[start]

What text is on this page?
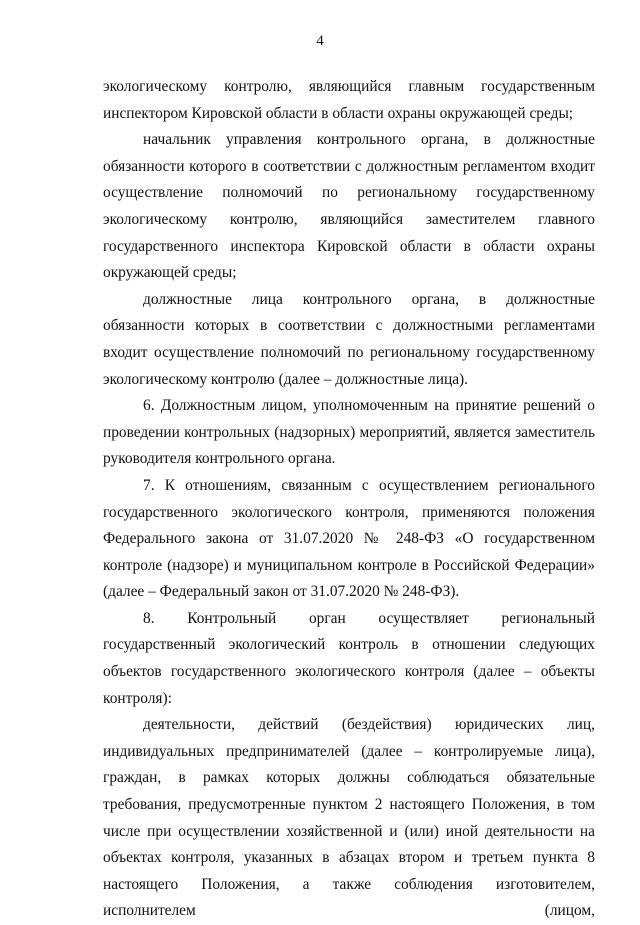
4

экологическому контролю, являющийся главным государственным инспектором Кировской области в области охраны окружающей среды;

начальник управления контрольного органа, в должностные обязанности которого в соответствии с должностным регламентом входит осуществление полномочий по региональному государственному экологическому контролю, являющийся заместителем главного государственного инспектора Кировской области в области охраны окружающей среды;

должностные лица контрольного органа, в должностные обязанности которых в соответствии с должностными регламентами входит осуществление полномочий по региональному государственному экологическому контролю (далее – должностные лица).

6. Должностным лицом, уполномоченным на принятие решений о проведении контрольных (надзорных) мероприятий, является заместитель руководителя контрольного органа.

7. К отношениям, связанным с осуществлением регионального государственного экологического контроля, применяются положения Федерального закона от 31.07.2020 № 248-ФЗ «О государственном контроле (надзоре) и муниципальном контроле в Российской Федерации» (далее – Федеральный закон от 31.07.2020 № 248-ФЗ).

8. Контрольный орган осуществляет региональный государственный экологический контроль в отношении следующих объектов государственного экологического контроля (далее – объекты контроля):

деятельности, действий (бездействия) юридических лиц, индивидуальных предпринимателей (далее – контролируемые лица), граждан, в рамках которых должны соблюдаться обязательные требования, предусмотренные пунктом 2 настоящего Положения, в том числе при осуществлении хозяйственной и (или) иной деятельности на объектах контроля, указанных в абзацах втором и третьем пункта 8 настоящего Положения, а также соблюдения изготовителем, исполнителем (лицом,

[end]
[start]

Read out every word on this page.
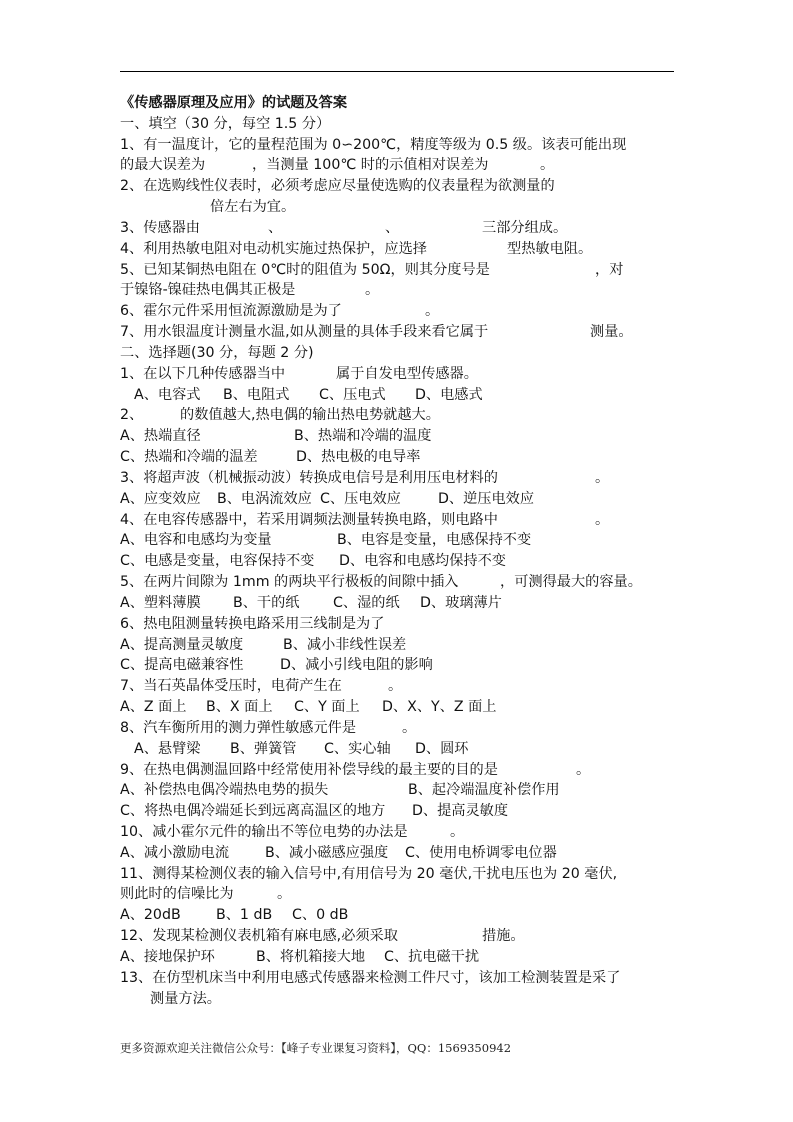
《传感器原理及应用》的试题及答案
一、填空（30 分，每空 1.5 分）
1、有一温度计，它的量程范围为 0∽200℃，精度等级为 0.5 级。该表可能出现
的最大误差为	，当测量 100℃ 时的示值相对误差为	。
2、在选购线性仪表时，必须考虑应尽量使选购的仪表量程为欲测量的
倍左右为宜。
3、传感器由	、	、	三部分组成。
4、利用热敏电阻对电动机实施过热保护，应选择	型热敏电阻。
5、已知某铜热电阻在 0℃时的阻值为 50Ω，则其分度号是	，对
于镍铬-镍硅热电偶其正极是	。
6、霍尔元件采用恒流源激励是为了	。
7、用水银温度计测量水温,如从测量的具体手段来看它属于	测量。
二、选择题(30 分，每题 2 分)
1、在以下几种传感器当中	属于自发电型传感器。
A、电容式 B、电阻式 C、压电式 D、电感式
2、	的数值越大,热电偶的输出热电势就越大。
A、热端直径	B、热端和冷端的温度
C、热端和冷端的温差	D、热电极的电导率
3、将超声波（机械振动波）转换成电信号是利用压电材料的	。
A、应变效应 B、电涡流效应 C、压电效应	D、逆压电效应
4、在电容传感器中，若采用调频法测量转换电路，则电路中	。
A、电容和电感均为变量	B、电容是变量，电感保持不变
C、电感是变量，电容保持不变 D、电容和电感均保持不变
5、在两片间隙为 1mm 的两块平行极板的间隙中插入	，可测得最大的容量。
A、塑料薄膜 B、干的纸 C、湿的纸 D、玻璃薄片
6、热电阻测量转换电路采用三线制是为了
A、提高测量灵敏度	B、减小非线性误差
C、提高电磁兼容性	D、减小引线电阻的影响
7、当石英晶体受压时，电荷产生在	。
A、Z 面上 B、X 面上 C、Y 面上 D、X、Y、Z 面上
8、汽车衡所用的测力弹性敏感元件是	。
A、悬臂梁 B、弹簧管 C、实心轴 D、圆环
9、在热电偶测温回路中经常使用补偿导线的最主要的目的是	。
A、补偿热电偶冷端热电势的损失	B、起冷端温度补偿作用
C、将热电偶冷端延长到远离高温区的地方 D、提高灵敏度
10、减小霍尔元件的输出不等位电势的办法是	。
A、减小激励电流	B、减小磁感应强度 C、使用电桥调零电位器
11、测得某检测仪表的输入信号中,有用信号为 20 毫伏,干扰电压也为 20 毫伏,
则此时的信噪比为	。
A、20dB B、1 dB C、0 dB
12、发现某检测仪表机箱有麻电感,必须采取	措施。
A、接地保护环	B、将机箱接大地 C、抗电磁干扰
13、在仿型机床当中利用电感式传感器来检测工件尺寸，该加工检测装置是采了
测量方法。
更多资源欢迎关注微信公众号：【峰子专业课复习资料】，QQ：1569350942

[end]
[start]

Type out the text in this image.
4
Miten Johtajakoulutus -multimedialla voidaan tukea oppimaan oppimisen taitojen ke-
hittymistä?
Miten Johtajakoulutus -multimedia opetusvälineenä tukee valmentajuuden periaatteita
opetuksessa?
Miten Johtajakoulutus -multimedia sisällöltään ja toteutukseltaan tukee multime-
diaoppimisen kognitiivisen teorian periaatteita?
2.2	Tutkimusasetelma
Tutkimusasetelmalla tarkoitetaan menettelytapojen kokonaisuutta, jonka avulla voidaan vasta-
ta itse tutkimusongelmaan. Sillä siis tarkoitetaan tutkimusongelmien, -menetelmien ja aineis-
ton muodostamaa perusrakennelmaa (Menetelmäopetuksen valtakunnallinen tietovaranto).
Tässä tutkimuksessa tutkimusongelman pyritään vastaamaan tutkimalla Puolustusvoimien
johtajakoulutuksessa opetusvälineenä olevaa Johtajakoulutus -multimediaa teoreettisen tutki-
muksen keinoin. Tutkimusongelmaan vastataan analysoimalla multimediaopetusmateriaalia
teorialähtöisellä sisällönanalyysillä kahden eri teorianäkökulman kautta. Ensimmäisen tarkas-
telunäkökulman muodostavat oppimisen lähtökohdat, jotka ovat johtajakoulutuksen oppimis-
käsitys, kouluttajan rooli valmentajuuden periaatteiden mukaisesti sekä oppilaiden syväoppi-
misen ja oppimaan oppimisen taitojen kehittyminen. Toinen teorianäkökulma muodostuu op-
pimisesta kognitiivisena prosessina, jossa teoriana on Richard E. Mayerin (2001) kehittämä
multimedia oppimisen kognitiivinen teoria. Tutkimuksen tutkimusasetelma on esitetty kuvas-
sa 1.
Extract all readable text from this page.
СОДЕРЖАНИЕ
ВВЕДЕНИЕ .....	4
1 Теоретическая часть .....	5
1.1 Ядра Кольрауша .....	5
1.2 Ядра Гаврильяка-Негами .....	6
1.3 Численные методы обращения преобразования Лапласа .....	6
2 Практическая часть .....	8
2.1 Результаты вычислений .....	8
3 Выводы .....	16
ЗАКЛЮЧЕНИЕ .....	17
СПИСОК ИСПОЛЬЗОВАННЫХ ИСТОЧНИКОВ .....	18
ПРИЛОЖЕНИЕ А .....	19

[end]

» Exercise task
Going through the entries above, report how many lines include the string "text". The number alone is the answer.

» Answer to the task
3